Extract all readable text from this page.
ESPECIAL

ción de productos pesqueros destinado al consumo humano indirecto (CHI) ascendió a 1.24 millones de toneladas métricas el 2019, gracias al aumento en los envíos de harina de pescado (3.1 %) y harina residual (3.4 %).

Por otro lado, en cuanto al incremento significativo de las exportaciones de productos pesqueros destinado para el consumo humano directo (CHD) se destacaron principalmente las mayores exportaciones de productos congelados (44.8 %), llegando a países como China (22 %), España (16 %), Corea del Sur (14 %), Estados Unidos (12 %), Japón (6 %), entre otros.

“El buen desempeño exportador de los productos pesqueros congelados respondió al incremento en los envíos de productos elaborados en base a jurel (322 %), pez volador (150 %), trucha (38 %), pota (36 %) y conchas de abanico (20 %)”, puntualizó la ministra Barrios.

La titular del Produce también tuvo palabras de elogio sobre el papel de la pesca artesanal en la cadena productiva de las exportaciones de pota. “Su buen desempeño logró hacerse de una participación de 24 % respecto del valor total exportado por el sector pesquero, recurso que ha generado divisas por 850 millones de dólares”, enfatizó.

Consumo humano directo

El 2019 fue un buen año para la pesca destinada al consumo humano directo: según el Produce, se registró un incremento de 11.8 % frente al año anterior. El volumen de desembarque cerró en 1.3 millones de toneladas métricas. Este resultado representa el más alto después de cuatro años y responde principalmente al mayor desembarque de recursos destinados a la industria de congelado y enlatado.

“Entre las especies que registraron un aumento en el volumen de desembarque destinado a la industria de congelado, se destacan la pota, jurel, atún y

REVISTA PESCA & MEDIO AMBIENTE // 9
====
Copy every line of the listing that contains the word "productos".

ción de productos pesqueros destinado al consumo humano indirecto (CHI) ascendió a 1.24 millones de toneladas métricas el 2019, gracias al aumento en los envíos de harina de pescado (3.1 %) y harina residual (3.4 %).
Por otro lado, en cuanto al incremento significativo de las exportaciones de productos pesqueros destinado para el consumo humano directo (CHD) se destacaron principalmente las mayores exportaciones de productos congelados (44.8 %), llegando a países como China (22 %), España (16 %), Corea del Sur (14 %), Estados Unidos (12 %), Japón (6 %), entre otros.
“El buen desempeño exportador de los productos pesqueros congelados respondió al incremento en los envíos de productos elaborados en base a jurel (322 %), pez volador (150 %), trucha (38 %), pota (36 %) y conchas de abanico (20 %)”, puntualizó la ministra Barrios.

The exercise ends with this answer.